▶ **Directive**
Where the word "name" occurs in a line, return that line.

Records from a data source
┄┄┄┄┄┄┄┄┄┄┄┄┄┄┄┄┄┄┄┄
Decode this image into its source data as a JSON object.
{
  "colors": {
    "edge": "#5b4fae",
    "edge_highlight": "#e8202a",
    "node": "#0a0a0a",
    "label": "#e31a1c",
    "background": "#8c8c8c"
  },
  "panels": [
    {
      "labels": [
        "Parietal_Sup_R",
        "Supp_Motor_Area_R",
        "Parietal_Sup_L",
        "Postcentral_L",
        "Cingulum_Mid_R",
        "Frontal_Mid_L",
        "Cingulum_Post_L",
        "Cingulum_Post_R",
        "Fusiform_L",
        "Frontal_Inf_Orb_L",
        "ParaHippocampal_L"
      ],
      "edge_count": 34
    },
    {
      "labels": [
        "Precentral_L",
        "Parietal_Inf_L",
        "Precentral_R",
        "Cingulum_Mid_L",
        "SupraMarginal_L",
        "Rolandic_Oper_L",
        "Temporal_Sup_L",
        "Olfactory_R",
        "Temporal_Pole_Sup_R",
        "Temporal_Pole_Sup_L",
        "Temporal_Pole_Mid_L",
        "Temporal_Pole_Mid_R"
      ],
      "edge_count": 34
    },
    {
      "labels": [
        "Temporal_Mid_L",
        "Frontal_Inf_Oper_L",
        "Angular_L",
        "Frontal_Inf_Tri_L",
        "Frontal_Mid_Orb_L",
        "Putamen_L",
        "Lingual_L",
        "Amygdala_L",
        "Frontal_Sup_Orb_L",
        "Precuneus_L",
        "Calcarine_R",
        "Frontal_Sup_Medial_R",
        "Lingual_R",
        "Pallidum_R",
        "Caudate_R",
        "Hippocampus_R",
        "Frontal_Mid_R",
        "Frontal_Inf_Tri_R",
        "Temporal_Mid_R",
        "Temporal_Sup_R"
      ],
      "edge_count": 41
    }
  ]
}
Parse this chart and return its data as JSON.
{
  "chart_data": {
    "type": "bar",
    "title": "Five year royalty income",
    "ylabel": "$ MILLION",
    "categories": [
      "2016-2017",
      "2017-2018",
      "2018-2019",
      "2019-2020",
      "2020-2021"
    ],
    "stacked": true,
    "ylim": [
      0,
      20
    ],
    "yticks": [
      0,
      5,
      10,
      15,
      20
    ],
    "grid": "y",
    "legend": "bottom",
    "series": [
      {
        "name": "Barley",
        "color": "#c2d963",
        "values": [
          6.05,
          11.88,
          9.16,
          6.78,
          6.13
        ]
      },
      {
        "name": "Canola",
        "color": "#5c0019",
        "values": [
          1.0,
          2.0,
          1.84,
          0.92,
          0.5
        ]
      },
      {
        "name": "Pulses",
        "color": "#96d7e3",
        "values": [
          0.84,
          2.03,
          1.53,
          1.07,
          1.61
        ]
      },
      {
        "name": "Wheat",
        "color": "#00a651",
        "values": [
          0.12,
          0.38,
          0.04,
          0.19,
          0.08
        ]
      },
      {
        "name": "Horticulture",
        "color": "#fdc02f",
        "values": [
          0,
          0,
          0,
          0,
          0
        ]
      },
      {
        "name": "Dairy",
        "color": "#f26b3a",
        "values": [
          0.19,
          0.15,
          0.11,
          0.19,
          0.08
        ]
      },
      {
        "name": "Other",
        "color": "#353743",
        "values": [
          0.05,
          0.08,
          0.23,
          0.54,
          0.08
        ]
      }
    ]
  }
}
┄┄┄┄┄┄┄┄┄┄┄┄┄┄┄┄┄┄┄┄
▶ **Task response**
        "name": "Barley",
        "name": "Canola",
        "name": "Pulses",
        "name": "Wheat",
        "name": "Horticulture",
        "name": "Dairy",
        "name": "Other",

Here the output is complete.